### Problem requirements:
Write out each entry, exactly the way it appears.

Data entries for graphics:
────────
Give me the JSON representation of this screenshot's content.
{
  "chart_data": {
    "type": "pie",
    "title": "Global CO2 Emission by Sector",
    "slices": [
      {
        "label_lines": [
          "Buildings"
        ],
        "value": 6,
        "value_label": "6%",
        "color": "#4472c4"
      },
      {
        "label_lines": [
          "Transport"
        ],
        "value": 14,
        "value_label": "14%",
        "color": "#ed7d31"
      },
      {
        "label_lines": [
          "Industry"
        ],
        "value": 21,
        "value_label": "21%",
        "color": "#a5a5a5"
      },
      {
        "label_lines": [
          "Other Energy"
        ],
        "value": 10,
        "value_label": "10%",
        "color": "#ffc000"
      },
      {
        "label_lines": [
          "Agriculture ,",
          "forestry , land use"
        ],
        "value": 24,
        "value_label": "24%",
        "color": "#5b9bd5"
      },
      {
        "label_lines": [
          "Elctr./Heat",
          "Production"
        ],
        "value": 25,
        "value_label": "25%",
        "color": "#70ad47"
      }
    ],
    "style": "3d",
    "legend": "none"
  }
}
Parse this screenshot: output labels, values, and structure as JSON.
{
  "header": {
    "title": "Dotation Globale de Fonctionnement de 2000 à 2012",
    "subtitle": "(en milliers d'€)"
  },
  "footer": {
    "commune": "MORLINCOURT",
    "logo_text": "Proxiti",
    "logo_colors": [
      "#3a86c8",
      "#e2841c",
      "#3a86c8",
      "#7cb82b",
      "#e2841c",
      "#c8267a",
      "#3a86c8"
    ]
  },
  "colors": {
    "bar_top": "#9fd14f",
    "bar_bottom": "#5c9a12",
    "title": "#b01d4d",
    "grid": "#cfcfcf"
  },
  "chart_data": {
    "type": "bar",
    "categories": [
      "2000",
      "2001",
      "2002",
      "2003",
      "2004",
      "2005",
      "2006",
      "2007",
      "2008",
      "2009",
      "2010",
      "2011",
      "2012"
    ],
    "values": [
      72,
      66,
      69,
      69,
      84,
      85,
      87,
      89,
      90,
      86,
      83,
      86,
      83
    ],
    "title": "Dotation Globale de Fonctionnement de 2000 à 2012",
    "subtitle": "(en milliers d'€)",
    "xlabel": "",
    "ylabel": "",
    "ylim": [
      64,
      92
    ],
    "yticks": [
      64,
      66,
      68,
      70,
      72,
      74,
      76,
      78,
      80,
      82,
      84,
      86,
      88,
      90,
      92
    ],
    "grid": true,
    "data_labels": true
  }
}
────────
### Solved problem:
Give me the JSON representation of this screenshot's content.
{
  "chart_data": {
    "type": "pie",
    "title": "Global CO2 Emission by Sector",
    "slices": [
      {
        "label_lines": [
          "Buildings"
        ],
        "value": 6,
        "value_label": "6%",
        "color": "#4472c4"
      },
      {
        "label_lines": [
          "Transport"
        ],
        "value": 14,
        "value_label": "14%",
        "color": "#ed7d31"
      },
      {
        "label_lines": [
          "Industry"
        ],
        "value": 21,
        "value_label": "21%",
        "color": "#a5a5a5"
      },
      {
        "label_lines": [
          "Other Energy"
        ],
        "value": 10,
        "value_label": "10%",
        "color": "#ffc000"
      },
      {
        "label_lines": [
          "Agriculture ,",
          "forestry , land use"
        ],
        "value": 24,
        "value_label": "24%",
        "color": "#5b9bd5"
      },
      {
        "label_lines": [
          "Elctr./Heat",
          "Production"
        ],
        "value": 25,
        "value_label": "25%",
        "color": "#70ad47"
      }
    ],
    "style": "3d",
    "legend": "none"
  }
}
Parse this screenshot: output labels, values, and structure as JSON.
{
  "header": {
    "title": "Dotation Globale de Fonctionnement de 2000 à 2012",
    "subtitle": "(en milliers d'€)"
  },
  "footer": {
    "commune": "MORLINCOURT",
    "logo_text": "Proxiti",
    "logo_colors": [
      "#3a86c8",
      "#e2841c",
      "#3a86c8",
      "#7cb82b",
      "#e2841c",
      "#c8267a",
      "#3a86c8"
    ]
  },
  "colors": {
    "bar_top": "#9fd14f",
    "bar_bottom": "#5c9a12",
    "title": "#b01d4d",
    "grid": "#cfcfcf"
  },
  "chart_data": {
    "type": "bar",
    "categories": [
      "2000",
      "2001",
      "2002",
      "2003",
      "2004",
      "2005",
      "2006",
      "2007",
      "2008",
      "2009",
      "2010",
      "2011",
      "2012"
    ],
    "values": [
      72,
      66,
      69,
      69,
      84,
      85,
      87,
      89,
      90,
      86,
      83,
      86,
      83
    ],
    "title": "Dotation Globale de Fonctionnement de 2000 à 2012",
    "subtitle": "(en milliers d'€)",
    "xlabel": "",
    "ylabel": "",
    "ylim": [
      64,
      92
    ],
    "yticks": [
      64,
      66,
      68,
      70,
      72,
      74,
      76,
      78,
      80,
      82,
      84,
      86,
      88,
      90,
      92
    ],
    "grid": true,
    "data_labels": true
  }
}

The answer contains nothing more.